>> Start

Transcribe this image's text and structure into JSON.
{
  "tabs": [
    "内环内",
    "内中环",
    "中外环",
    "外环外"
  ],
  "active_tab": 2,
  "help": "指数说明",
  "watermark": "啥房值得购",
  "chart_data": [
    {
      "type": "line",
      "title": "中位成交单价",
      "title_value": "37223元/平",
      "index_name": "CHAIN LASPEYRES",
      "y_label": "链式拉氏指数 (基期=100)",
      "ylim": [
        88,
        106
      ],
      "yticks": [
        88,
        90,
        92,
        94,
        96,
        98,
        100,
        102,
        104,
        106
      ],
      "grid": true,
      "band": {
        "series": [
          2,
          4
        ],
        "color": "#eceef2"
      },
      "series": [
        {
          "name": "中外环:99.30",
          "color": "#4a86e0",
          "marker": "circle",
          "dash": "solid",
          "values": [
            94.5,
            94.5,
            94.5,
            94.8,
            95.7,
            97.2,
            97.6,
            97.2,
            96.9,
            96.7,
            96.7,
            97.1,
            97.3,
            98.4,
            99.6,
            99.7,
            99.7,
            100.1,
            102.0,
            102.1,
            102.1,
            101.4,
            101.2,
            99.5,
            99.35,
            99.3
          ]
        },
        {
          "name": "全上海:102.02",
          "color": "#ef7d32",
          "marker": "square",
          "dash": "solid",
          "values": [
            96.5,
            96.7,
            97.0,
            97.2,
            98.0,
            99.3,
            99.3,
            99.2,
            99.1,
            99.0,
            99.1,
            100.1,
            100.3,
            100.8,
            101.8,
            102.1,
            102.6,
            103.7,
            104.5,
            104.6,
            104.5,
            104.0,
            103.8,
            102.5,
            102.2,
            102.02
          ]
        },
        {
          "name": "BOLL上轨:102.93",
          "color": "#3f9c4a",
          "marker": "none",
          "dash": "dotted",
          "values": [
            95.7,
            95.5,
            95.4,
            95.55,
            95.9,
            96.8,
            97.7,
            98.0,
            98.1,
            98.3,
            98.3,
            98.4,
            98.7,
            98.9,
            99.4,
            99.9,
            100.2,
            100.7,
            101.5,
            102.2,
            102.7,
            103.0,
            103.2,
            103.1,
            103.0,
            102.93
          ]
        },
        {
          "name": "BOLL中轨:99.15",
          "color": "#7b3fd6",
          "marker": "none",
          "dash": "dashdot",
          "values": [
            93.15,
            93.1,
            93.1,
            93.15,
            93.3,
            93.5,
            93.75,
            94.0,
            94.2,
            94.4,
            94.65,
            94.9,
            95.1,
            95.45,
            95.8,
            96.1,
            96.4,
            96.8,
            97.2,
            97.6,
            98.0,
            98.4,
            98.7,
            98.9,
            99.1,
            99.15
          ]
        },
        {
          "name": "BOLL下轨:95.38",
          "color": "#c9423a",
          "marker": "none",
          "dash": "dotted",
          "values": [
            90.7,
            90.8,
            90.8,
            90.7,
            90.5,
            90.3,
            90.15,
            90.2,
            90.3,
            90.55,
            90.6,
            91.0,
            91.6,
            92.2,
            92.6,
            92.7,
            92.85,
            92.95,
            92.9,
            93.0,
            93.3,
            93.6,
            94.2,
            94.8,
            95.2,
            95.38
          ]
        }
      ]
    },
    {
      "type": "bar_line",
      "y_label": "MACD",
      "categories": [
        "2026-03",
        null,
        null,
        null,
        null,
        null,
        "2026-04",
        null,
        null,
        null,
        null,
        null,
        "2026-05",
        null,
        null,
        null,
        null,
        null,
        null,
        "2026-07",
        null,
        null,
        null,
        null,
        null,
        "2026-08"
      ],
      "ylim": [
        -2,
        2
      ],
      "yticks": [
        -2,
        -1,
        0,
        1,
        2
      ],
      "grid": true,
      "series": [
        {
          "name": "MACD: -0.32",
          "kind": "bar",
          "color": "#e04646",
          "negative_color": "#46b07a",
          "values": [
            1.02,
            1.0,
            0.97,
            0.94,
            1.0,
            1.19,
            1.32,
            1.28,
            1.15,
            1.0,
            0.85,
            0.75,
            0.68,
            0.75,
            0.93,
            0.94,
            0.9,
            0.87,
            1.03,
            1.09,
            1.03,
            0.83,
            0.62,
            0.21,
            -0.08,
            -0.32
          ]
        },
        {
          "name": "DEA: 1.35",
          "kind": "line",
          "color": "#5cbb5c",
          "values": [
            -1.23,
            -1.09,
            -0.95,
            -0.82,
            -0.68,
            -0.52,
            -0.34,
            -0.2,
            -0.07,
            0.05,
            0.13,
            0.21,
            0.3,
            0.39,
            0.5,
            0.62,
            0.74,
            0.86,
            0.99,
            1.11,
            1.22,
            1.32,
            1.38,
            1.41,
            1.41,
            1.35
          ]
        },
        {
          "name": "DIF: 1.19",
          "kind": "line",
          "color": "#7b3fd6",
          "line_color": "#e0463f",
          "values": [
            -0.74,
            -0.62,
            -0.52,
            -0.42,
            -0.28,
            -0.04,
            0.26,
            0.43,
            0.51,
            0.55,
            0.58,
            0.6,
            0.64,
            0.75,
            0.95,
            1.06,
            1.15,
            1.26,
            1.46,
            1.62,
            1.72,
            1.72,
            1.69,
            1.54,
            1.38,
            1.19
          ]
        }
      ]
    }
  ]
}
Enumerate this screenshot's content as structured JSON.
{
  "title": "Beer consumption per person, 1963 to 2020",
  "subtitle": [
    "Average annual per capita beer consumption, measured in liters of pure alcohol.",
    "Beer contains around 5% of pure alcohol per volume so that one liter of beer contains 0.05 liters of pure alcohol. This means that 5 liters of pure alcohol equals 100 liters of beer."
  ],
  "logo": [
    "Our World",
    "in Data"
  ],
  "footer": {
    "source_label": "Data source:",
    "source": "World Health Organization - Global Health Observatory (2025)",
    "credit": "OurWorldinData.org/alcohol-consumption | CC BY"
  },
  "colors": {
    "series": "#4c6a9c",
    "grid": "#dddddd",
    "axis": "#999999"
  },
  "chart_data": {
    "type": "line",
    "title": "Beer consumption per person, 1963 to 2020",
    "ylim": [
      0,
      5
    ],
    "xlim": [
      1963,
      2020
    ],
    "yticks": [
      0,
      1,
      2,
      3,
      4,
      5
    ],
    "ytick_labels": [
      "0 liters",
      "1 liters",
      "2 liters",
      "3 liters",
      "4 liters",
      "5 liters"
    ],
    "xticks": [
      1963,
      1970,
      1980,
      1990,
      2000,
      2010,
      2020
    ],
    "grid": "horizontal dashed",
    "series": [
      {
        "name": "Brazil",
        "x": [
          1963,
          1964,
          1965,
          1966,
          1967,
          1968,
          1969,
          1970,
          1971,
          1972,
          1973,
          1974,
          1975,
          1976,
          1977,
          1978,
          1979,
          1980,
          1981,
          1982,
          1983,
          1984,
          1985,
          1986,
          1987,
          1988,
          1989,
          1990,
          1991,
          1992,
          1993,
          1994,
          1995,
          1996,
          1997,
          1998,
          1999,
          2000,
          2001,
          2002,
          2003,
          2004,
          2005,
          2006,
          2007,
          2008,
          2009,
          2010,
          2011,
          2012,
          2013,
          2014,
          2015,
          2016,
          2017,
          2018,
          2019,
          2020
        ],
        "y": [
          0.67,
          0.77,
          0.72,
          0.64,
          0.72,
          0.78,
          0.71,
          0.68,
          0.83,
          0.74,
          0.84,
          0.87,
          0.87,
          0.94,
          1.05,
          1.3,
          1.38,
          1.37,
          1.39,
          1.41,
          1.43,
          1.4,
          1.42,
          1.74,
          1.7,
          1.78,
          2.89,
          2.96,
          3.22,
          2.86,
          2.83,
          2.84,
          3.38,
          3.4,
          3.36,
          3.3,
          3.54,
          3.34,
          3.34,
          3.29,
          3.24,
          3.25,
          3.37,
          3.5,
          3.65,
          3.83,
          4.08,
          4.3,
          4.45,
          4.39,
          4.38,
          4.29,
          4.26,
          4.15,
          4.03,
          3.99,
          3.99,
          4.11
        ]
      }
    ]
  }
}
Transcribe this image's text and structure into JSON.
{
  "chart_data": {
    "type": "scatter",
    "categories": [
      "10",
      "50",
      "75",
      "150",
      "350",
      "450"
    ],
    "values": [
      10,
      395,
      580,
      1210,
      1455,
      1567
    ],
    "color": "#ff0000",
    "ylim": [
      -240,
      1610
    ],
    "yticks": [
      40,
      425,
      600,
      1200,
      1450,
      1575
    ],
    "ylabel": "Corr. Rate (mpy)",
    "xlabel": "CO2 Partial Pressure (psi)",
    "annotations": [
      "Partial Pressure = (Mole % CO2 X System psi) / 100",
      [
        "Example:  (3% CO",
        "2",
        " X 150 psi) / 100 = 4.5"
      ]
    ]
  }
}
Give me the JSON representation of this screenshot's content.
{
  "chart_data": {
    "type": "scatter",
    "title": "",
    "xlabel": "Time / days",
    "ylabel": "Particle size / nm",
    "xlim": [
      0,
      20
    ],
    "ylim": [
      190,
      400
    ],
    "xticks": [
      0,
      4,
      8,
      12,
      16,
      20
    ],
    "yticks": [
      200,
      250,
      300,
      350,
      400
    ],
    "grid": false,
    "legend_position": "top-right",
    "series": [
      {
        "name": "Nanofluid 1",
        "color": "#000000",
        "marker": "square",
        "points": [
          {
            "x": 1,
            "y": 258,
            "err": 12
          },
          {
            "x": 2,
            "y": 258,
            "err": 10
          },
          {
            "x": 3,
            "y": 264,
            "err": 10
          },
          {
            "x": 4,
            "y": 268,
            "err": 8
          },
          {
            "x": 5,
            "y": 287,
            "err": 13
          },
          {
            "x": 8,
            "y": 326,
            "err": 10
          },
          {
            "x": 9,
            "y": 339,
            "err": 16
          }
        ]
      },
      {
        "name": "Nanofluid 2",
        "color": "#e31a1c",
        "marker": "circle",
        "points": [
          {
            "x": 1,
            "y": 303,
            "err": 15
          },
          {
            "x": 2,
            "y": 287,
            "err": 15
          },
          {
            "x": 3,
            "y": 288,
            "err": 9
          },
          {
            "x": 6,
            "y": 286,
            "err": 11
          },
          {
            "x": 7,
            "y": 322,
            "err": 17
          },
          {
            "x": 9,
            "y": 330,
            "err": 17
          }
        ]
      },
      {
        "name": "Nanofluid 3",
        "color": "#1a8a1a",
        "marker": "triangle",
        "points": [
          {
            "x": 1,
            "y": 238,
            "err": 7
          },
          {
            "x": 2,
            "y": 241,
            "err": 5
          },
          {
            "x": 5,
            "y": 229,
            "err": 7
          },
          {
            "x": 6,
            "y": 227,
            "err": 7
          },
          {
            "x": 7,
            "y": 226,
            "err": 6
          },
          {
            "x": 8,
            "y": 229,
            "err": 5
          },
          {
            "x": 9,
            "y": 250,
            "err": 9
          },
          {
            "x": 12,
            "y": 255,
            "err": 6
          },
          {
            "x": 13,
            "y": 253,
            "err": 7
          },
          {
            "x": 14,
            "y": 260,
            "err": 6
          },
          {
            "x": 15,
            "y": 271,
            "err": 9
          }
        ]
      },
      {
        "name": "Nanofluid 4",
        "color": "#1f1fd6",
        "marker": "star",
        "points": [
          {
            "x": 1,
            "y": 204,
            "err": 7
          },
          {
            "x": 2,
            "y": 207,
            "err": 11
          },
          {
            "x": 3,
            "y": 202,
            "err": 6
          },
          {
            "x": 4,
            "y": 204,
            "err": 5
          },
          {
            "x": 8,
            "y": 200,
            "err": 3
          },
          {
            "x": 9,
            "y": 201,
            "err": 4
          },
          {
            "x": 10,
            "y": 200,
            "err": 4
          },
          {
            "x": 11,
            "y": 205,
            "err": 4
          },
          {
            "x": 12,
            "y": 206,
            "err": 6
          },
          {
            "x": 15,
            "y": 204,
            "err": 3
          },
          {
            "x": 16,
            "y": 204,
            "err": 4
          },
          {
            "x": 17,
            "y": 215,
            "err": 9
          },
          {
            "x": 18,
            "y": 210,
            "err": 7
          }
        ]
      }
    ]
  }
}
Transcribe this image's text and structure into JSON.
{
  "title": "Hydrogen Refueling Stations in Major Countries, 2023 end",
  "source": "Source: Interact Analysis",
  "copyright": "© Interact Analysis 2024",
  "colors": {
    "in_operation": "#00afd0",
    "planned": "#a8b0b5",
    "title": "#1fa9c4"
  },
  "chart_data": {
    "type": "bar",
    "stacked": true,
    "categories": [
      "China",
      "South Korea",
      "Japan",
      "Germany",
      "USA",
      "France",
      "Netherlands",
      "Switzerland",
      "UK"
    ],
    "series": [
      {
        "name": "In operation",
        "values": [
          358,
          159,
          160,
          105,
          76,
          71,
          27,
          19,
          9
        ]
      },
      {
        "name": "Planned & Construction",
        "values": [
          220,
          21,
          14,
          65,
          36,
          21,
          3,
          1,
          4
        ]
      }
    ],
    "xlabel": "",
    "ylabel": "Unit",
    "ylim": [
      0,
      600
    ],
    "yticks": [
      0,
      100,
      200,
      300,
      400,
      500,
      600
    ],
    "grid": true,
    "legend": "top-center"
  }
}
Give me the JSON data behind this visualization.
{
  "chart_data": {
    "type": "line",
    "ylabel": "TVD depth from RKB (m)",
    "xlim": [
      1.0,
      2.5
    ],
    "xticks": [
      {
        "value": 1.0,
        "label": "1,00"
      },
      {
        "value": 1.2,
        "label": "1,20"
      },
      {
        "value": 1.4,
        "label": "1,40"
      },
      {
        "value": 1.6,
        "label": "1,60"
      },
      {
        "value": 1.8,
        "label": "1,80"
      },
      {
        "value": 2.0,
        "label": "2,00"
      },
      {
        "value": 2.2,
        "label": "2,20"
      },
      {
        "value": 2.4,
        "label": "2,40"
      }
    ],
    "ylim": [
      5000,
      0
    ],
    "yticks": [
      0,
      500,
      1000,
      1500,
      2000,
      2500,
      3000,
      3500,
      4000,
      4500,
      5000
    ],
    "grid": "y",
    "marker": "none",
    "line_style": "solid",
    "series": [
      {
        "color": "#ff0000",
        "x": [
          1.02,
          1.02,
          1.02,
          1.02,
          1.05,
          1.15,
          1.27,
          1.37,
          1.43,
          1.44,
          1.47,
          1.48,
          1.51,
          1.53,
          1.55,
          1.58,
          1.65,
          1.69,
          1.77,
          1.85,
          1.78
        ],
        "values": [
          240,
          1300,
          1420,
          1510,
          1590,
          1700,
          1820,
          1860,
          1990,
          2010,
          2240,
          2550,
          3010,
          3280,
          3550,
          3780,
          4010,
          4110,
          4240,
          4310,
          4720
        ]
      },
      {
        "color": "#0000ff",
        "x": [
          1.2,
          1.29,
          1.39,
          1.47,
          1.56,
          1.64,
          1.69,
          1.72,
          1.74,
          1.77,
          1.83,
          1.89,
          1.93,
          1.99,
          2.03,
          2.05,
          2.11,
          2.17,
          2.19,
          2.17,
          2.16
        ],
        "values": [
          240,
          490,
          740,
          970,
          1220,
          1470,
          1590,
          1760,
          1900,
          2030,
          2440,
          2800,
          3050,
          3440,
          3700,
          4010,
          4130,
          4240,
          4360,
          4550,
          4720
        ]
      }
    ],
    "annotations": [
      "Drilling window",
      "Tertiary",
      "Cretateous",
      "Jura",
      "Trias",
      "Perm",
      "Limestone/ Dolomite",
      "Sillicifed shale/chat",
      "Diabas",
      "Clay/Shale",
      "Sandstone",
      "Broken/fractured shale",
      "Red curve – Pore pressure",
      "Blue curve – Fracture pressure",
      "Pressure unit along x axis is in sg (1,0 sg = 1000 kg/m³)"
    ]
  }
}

>> End

◆ **WHAT THE TASK ASKS**
Scan the lines for the string "Partial". Copy out each line that matches.

◆ **RESPONSE TO THIS TASK**
    "xlabel": "CO2 Partial Pressure (psi)",
      "Partial Pressure = (Mole % CO2 X System psi) / 100",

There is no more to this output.